WRITTEN REQUEST:
Find each line with "Malo" and copy it.

-- start PROVIDED RECORDS --

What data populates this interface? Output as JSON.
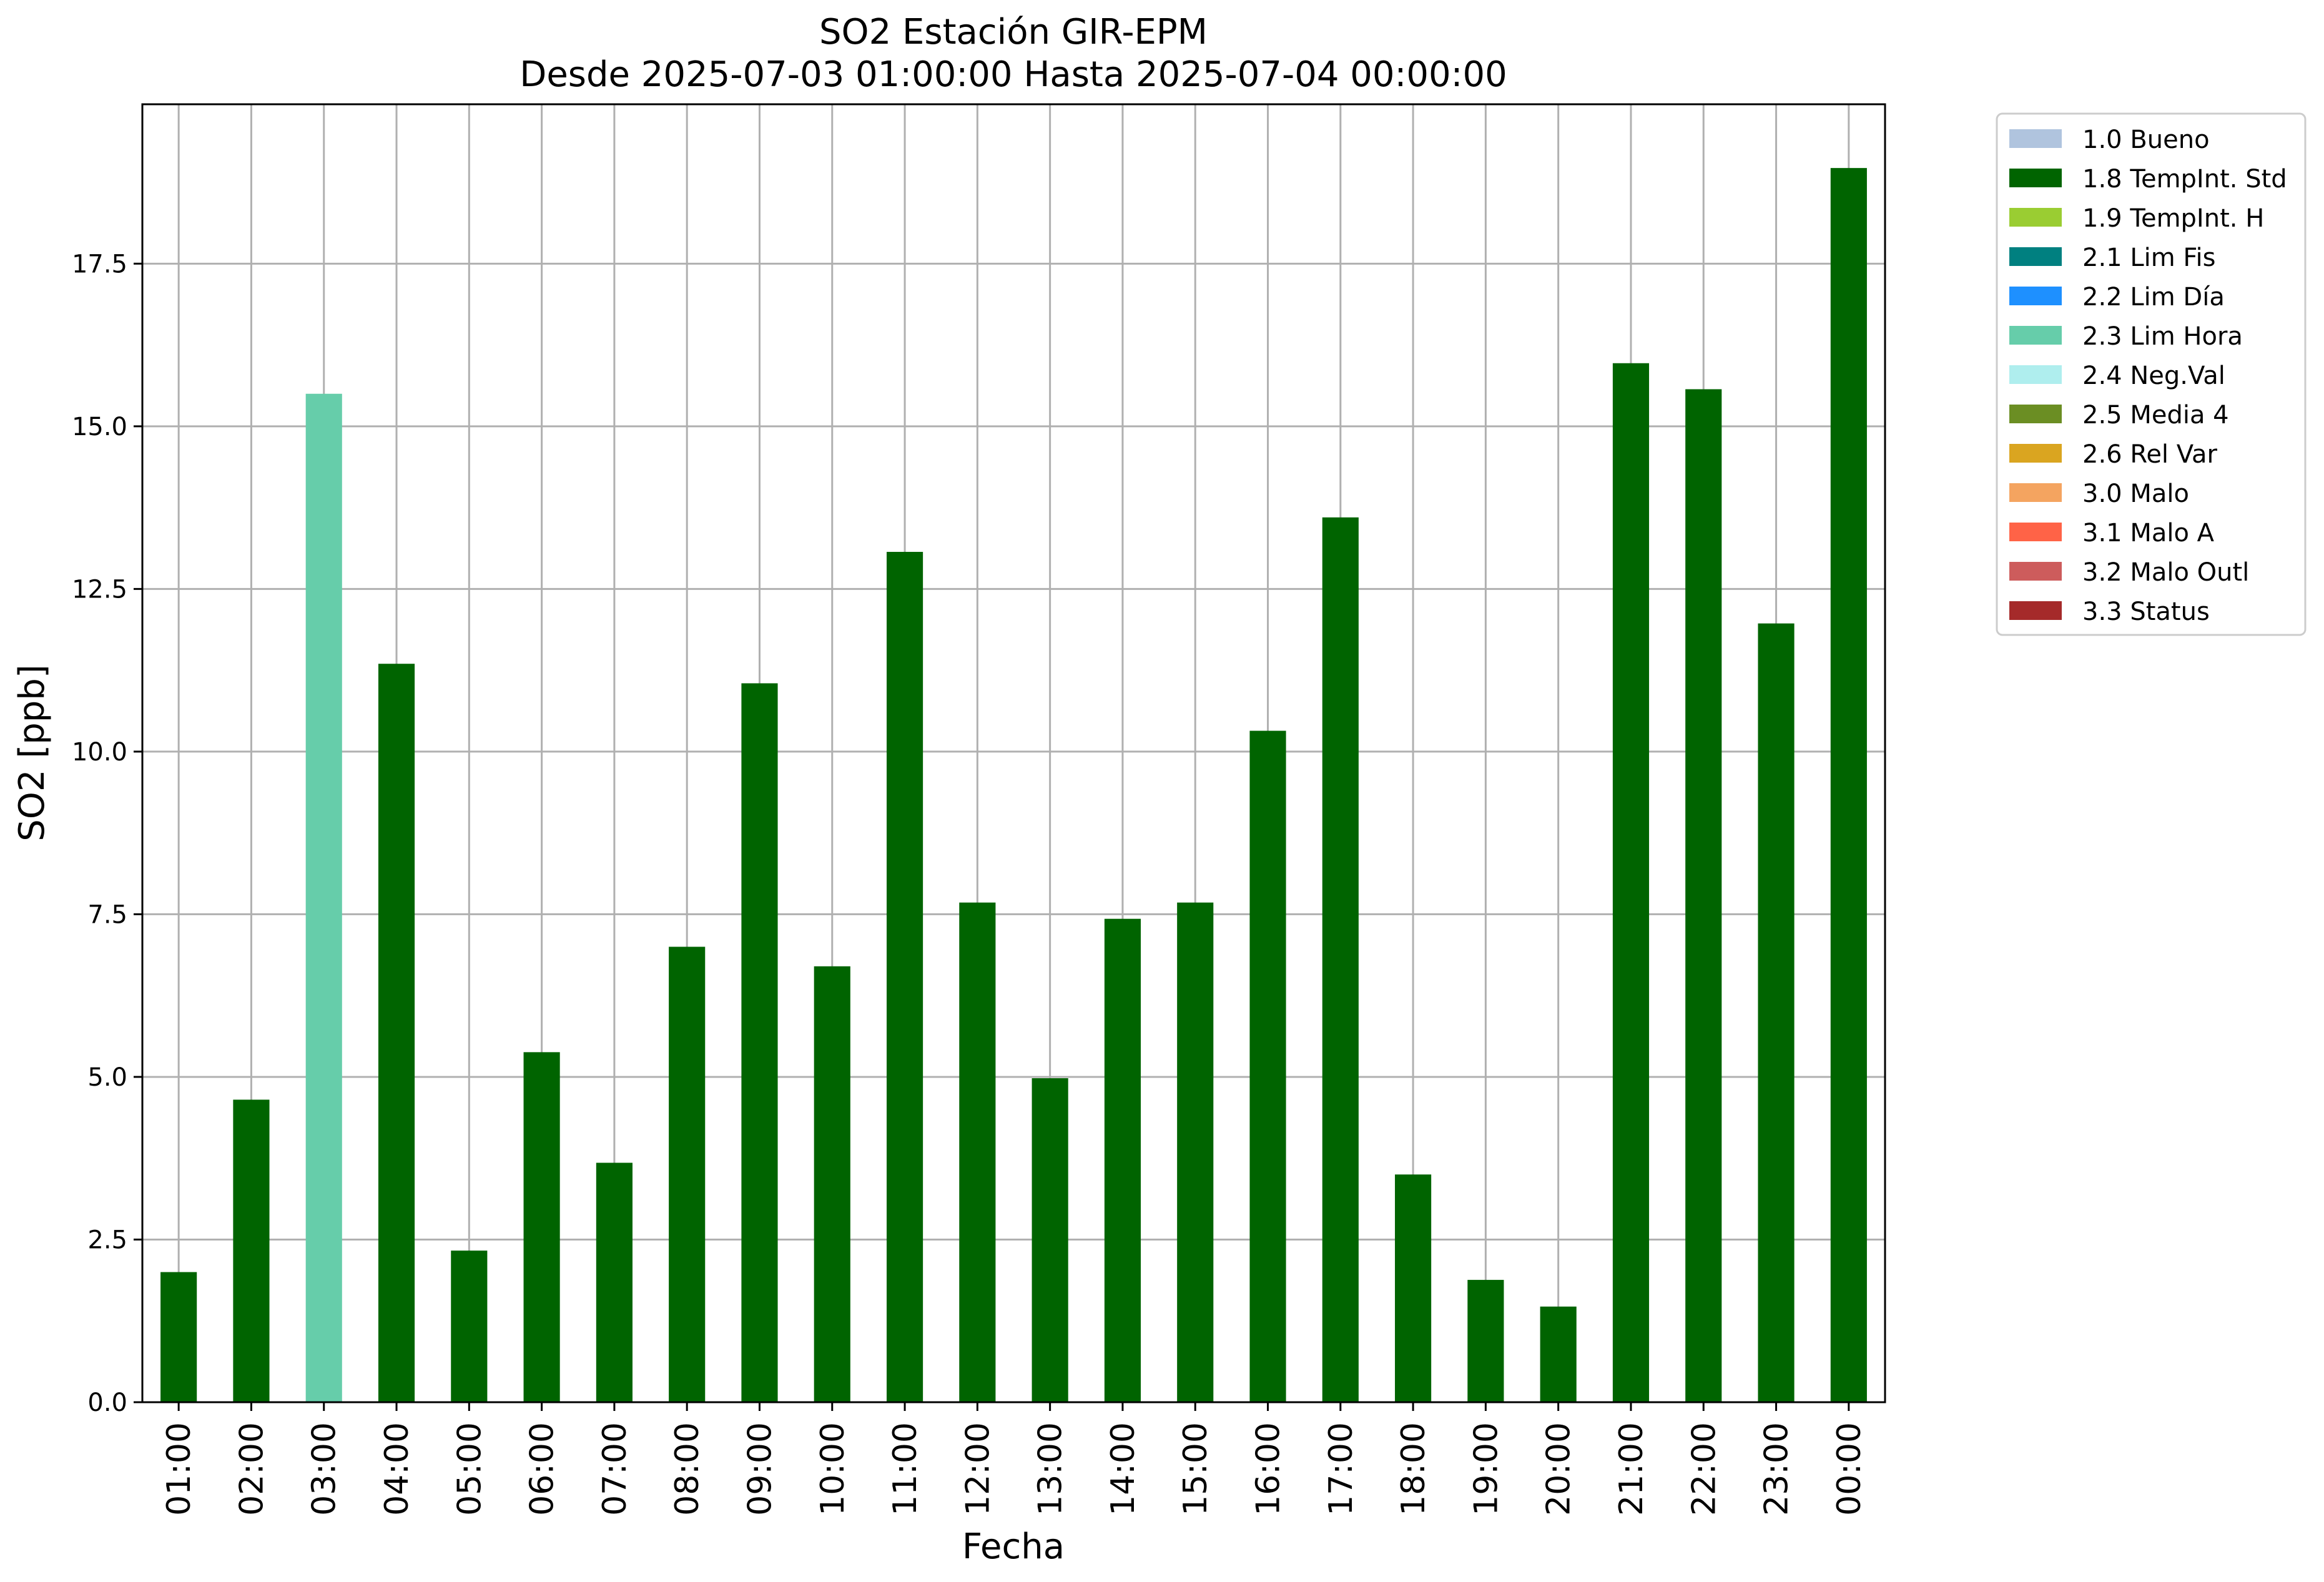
{
  "chart_data": {
    "type": "bar",
    "title": "SO2 Estación GIR-EPM",
    "subtitle": "Desde 2025-07-03 01:00:00 Hasta 2025-07-04 00:00:00",
    "xlabel": "Fecha",
    "ylabel": "SO2 [ppb]",
    "categories": [
      "01:00",
      "02:00",
      "03:00",
      "04:00",
      "05:00",
      "06:00",
      "07:00",
      "08:00",
      "09:00",
      "10:00",
      "11:00",
      "12:00",
      "13:00",
      "14:00",
      "15:00",
      "16:00",
      "17:00",
      "18:00",
      "19:00",
      "20:00",
      "21:00",
      "22:00",
      "23:00",
      "00:00"
    ],
    "values": [
      2.0,
      4.65,
      15.5,
      11.35,
      2.33,
      5.38,
      3.68,
      7.0,
      11.05,
      6.7,
      13.07,
      7.68,
      4.98,
      7.43,
      7.68,
      10.32,
      13.6,
      3.5,
      1.88,
      1.47,
      15.97,
      15.57,
      11.97,
      18.97
    ],
    "flags": [
      "1.8 TempInt. Std",
      "1.8 TempInt. Std",
      "2.3 Lim Hora",
      "1.8 TempInt. Std",
      "1.8 TempInt. Std",
      "1.8 TempInt. Std",
      "1.8 TempInt. Std",
      "1.8 TempInt. Std",
      "1.8 TempInt. Std",
      "1.8 TempInt. Std",
      "1.8 TempInt. Std",
      "1.8 TempInt. Std",
      "1.8 TempInt. Std",
      "1.8 TempInt. Std",
      "1.8 TempInt. Std",
      "1.8 TempInt. Std",
      "1.8 TempInt. Std",
      "1.8 TempInt. Std",
      "1.8 TempInt. Std",
      "1.8 TempInt. Std",
      "1.8 TempInt. Std",
      "1.8 TempInt. Std",
      "1.8 TempInt. Std",
      "1.8 TempInt. Std"
    ],
    "ylim": [
      0,
      19.95
    ],
    "yticks": [
      0.0,
      2.5,
      5.0,
      7.5,
      10.0,
      12.5,
      15.0,
      17.5
    ],
    "ytick_labels": [
      "0.0",
      "2.5",
      "5.0",
      "7.5",
      "10.0",
      "12.5",
      "15.0",
      "17.5"
    ],
    "grid": true,
    "legend_position": "outside-top-right",
    "legend": [
      {
        "label": "1.0 Bueno",
        "color": "#b0c4de"
      },
      {
        "label": "1.8 TempInt. Std",
        "color": "#006400"
      },
      {
        "label": "1.9 TempInt. H",
        "color": "#9acd32"
      },
      {
        "label": "2.1 Lim Fis",
        "color": "#008080"
      },
      {
        "label": "2.2 Lim Día",
        "color": "#1e90ff"
      },
      {
        "label": "2.3 Lim Hora",
        "color": "#66cdaa"
      },
      {
        "label": "2.4 Neg.Val",
        "color": "#afeeee"
      },
      {
        "label": "2.5 Media 4",
        "color": "#6b8e23"
      },
      {
        "label": "2.6 Rel Var",
        "color": "#daa520"
      },
      {
        "label": "3.0 Malo",
        "color": "#f4a460"
      },
      {
        "label": "3.1 Malo A",
        "color": "#ff6347"
      },
      {
        "label": "3.2 Malo Outl",
        "color": "#cd5c5c"
      },
      {
        "label": "3.3 Status",
        "color": "#a52a2a"
      }
    ]
  }
}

-- end PROVIDED RECORDS --

FINAL RESULT:
        "label": "3.0 Malo",
        "label": "3.1 Malo A",
        "label": "3.2 Malo Outl",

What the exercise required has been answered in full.